▶ **Problem to solve**:
Find the lines containing "Bent" and say how many there are, with no other words.
═══ Supplied records
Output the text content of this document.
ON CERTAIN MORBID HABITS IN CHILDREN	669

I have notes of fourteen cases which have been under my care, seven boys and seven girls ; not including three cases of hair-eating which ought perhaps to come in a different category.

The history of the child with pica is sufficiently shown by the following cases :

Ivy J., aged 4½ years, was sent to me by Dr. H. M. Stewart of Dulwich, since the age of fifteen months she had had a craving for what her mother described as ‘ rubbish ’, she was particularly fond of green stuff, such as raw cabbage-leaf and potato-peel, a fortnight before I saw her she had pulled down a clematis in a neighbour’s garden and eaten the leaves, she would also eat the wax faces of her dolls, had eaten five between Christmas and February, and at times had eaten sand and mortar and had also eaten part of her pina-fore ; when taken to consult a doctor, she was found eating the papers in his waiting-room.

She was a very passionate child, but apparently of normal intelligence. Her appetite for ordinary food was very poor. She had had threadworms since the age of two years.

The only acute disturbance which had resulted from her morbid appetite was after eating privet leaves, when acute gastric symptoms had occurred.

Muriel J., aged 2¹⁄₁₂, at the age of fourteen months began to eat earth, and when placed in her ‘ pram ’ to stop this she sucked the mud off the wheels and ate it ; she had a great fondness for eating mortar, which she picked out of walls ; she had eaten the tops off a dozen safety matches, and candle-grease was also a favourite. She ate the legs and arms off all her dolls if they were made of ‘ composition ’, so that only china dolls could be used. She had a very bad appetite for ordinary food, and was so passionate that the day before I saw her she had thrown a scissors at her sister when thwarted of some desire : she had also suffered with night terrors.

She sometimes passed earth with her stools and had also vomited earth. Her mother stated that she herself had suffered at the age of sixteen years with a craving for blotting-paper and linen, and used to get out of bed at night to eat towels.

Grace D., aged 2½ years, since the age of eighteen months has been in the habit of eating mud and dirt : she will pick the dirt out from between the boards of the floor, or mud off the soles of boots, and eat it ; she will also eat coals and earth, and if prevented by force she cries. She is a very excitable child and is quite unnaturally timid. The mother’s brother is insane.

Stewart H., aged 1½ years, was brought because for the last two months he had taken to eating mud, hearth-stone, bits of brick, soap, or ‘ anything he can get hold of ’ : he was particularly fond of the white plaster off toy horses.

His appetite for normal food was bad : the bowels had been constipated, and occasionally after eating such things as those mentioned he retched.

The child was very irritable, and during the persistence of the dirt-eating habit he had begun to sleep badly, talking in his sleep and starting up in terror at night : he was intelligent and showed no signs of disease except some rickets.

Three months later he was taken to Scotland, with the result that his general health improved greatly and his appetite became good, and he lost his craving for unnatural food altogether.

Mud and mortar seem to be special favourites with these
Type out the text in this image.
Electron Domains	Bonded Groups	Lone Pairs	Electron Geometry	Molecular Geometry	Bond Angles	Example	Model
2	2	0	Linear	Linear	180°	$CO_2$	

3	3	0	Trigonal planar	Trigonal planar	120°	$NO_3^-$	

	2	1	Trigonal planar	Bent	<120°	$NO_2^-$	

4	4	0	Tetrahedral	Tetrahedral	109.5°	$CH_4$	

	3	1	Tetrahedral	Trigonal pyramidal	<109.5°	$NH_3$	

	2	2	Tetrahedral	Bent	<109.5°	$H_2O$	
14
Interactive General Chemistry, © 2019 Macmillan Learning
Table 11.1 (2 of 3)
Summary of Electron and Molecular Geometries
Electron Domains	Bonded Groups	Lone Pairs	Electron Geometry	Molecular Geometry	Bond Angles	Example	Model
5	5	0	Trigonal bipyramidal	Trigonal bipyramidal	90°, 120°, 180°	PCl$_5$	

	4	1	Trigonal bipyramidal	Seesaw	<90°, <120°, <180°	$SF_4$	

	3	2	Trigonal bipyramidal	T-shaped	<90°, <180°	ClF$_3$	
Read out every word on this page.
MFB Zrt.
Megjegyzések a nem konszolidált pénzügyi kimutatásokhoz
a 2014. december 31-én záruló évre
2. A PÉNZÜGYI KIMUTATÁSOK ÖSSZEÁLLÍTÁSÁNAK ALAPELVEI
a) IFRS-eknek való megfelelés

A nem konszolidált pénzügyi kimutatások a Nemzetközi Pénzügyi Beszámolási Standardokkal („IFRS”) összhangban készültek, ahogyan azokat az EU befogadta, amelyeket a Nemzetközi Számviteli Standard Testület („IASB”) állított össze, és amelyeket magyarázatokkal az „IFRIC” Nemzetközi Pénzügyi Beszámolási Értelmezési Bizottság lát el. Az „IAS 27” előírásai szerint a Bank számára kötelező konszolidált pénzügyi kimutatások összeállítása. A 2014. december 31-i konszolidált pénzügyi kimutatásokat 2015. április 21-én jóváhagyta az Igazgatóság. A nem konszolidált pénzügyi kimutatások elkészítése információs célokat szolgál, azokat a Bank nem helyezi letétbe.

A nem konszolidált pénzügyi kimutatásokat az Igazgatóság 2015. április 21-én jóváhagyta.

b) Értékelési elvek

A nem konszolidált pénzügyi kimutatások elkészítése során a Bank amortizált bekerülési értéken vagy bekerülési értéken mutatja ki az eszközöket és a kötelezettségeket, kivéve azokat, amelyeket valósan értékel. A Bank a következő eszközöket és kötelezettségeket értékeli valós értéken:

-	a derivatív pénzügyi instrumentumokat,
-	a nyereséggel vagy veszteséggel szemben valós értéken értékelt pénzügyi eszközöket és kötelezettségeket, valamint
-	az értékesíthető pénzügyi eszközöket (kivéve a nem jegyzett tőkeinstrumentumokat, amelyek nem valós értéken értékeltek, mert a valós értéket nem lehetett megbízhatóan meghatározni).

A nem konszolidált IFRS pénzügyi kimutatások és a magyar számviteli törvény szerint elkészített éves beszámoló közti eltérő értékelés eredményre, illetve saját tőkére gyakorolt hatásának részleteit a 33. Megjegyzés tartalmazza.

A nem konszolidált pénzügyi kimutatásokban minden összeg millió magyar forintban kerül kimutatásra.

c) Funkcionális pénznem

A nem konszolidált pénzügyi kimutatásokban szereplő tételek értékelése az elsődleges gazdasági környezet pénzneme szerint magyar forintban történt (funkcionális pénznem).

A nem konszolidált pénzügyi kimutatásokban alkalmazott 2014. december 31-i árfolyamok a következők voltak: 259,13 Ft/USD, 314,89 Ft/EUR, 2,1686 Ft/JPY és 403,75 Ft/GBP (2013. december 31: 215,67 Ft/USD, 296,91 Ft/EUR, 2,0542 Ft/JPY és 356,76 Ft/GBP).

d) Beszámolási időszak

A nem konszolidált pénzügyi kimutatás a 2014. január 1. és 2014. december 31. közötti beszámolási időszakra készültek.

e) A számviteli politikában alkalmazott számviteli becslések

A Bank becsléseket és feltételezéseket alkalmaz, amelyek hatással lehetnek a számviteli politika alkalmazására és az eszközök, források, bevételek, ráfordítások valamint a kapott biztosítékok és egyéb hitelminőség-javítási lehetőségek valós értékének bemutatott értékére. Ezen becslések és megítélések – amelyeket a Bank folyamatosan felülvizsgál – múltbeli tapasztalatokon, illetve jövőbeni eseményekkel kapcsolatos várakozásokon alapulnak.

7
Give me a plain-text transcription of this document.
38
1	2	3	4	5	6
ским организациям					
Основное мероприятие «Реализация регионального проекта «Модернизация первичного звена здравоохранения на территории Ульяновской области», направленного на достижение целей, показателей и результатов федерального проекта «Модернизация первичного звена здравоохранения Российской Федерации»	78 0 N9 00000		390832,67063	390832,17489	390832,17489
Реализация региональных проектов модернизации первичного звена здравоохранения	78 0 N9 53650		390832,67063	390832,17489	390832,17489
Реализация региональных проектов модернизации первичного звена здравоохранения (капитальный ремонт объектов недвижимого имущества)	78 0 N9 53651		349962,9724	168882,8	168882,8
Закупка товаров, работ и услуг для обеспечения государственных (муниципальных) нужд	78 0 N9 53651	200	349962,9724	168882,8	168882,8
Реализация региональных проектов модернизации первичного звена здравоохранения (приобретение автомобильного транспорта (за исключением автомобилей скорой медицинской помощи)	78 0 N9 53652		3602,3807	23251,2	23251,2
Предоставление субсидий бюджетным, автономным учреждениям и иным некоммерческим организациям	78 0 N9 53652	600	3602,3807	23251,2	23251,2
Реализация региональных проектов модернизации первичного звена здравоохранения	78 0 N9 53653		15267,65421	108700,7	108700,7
══════
▶ **Solution**:
2